> **THE TASK**
Please output the entries below from the line that contains "Read out every word on this page." through the final line, reproduced exactly and alone.

□ □ □ □

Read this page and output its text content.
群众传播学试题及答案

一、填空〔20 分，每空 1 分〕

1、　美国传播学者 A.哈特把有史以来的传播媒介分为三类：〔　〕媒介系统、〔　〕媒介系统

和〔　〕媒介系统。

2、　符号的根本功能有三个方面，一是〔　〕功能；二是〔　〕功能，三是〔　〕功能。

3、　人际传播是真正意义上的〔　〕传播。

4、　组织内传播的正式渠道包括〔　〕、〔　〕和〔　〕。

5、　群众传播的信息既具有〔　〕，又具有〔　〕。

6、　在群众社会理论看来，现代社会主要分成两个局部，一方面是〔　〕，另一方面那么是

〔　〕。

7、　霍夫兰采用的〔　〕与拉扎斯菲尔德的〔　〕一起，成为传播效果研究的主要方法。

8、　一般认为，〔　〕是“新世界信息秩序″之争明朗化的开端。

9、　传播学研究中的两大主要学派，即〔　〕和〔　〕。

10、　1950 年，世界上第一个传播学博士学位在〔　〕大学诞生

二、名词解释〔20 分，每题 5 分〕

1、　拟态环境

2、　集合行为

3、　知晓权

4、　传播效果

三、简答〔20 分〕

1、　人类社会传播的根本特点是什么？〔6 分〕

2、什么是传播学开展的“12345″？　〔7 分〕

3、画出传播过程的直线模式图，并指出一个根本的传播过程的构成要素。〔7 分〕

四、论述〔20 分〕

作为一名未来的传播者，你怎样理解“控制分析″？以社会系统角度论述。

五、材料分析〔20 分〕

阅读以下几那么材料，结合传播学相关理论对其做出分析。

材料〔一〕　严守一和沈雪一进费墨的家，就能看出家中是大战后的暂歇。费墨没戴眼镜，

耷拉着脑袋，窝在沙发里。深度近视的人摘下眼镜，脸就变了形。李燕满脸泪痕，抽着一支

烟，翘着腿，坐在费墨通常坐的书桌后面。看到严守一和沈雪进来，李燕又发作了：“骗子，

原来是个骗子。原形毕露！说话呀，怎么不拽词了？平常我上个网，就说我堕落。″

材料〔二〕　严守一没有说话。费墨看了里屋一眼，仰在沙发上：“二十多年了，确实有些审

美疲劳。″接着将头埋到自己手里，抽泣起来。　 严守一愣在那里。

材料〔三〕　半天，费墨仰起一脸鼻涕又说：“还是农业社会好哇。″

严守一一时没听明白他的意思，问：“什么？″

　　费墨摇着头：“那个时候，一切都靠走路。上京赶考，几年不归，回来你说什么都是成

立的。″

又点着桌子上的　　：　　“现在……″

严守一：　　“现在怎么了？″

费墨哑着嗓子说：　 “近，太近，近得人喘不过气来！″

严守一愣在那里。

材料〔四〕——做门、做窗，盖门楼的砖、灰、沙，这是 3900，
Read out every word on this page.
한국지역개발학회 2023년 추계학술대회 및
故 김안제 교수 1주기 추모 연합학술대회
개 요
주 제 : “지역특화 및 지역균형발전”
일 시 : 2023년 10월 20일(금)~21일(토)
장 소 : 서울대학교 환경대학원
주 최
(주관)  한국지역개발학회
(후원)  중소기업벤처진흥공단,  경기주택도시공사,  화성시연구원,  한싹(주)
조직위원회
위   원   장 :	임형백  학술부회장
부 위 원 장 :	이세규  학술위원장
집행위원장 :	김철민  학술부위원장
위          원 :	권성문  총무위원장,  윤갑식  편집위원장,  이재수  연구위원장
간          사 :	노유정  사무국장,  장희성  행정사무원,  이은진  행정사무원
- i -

□ □ □ □

> **ANSWER TO THIS EXERCISE**
Read out every word on this page.
한국지역개발학회 2023년 추계학술대회 및
故 김안제 교수 1주기 추모 연합학술대회
개 요
주 제 : “지역특화 및 지역균형발전”
일 시 : 2023년 10월 20일(금)~21일(토)
장 소 : 서울대학교 환경대학원
주 최
(주관)  한국지역개발학회
(후원)  중소기업벤처진흥공단,  경기주택도시공사,  화성시연구원,  한싹(주)
조직위원회
위   원   장 :	임형백  학술부회장
부 위 원 장 :	이세규  학술위원장
집행위원장 :	김철민  학술부위원장
위          원 :	권성문  총무위원장,  윤갑식  편집위원장,  이재수  연구위원장
간          사 :	노유정  사무국장,  장희성  행정사무원,  이은진  행정사무원
- i -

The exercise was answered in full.